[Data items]
+---+

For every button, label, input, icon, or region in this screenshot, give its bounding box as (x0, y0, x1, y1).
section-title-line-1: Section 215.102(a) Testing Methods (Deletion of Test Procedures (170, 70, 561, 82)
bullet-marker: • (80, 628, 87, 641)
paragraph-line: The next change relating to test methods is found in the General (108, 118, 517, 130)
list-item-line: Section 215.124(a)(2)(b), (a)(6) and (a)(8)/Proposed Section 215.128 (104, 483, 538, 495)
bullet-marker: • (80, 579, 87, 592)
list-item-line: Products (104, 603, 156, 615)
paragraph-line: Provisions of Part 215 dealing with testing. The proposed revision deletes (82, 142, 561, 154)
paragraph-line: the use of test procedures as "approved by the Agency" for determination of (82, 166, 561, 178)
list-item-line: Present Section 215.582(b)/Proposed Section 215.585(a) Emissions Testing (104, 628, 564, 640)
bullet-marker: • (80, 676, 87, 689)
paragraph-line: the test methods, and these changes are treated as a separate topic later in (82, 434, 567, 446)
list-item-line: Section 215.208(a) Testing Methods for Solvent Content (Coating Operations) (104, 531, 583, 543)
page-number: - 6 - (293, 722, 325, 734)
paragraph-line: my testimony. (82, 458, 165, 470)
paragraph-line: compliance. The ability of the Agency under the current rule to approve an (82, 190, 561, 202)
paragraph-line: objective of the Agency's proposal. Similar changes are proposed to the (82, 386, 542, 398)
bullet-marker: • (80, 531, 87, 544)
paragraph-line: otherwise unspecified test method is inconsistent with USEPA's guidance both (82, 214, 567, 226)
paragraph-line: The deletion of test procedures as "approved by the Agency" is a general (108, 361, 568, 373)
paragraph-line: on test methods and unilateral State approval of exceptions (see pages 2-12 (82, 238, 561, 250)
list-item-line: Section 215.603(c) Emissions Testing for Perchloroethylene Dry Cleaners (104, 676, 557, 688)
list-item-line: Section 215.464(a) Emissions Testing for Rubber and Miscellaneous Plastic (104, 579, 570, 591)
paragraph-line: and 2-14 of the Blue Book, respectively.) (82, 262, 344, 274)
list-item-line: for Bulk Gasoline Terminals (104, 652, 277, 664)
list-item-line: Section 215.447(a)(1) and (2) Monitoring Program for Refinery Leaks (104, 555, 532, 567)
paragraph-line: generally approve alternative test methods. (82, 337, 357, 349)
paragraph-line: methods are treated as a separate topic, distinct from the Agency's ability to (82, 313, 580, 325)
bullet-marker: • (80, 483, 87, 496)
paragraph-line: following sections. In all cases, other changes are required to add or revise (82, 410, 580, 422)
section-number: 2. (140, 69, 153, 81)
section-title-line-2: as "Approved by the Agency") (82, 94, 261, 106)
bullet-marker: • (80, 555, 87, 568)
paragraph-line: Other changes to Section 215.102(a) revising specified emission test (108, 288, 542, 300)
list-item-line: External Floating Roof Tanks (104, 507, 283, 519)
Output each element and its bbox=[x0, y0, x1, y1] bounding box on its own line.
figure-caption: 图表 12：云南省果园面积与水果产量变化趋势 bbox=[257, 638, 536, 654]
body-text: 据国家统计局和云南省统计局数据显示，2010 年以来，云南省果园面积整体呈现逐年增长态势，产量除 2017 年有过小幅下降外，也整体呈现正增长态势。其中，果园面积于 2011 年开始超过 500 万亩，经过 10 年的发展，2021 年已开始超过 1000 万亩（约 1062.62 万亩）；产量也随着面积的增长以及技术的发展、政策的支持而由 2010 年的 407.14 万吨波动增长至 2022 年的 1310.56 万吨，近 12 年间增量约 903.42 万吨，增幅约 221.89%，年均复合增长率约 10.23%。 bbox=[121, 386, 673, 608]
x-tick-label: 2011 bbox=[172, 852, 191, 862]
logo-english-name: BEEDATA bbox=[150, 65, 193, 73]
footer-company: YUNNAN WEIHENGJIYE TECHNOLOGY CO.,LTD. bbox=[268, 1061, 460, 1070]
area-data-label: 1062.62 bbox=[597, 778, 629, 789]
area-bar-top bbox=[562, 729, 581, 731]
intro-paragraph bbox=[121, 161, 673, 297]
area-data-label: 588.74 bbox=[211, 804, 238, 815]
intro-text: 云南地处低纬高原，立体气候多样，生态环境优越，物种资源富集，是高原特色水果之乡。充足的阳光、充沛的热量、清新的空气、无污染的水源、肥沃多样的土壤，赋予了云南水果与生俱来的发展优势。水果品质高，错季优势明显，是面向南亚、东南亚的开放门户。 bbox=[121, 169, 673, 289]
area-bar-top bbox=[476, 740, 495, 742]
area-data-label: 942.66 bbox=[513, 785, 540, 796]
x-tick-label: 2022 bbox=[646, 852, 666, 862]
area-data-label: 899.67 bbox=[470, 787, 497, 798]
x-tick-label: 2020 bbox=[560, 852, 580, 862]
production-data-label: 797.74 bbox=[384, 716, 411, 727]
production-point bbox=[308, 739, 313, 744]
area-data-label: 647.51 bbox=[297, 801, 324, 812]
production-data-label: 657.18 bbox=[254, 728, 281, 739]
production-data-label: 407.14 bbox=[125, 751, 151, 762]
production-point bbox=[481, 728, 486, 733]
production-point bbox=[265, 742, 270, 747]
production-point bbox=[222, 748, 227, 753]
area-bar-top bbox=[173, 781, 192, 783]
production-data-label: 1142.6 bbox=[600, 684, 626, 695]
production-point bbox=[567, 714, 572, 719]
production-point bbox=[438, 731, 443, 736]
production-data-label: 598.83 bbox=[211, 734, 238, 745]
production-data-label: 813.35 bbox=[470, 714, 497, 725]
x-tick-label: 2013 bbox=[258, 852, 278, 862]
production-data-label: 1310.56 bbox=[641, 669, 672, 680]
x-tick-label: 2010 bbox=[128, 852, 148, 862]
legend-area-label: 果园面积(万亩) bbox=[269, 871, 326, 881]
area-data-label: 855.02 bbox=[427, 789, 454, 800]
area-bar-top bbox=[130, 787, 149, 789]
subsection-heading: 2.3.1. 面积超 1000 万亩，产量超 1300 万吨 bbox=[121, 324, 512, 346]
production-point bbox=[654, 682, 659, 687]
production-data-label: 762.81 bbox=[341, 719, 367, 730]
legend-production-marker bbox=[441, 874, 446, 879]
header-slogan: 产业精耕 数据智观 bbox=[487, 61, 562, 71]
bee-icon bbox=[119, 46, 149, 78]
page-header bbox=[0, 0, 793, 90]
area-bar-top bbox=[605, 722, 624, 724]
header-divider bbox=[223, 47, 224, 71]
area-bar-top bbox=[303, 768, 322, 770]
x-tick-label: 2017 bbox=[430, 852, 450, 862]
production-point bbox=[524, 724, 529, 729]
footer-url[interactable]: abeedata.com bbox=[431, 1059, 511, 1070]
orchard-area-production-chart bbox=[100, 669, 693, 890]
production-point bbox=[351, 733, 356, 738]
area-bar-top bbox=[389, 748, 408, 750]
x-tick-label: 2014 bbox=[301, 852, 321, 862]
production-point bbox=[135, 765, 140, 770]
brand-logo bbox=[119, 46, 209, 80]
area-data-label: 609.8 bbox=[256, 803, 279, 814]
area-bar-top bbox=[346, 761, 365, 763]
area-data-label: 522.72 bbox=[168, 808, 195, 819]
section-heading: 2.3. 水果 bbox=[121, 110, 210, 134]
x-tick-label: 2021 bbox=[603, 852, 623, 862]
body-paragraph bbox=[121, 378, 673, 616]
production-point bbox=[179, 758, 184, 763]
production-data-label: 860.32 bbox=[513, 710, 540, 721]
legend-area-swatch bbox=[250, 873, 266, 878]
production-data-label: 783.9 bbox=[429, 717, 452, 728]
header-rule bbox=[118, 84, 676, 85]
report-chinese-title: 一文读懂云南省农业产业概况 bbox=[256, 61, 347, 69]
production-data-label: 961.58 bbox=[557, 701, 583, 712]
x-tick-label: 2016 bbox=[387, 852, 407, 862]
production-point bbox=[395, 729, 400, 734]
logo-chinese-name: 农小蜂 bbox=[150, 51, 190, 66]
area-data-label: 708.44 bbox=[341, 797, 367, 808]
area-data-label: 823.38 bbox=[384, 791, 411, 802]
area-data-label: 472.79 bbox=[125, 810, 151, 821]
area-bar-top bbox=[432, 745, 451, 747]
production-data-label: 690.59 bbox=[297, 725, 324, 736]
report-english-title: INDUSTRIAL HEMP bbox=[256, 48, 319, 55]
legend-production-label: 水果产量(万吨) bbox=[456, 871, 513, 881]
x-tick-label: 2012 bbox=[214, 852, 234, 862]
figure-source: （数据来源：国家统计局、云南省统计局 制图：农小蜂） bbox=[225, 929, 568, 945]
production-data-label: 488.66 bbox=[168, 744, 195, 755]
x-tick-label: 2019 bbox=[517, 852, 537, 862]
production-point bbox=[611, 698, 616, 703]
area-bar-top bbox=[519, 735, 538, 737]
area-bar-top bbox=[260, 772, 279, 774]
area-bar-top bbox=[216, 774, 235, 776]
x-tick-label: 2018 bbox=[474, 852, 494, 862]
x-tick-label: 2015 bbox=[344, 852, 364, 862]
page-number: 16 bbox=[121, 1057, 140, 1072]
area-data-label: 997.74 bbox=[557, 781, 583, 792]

+---+

Reproduce the material without any changes, from its first line down to and including the line containing "bullet-marker: • (80, 579, 87, 592)".

For every button, label, input, icon, or region in this screenshot, give its bounding box as (x0, y0, x1, y1).
section-title-line-1: Section 215.102(a) Testing Methods (Deletion of Test Procedures (170, 70, 561, 82)
bullet-marker: • (80, 628, 87, 641)
paragraph-line: The next change relating to test methods is found in the General (108, 118, 517, 130)
list-item-line: Section 215.124(a)(2)(b), (a)(6) and (a)(8)/Proposed Section 215.128 (104, 483, 538, 495)
bullet-marker: • (80, 579, 87, 592)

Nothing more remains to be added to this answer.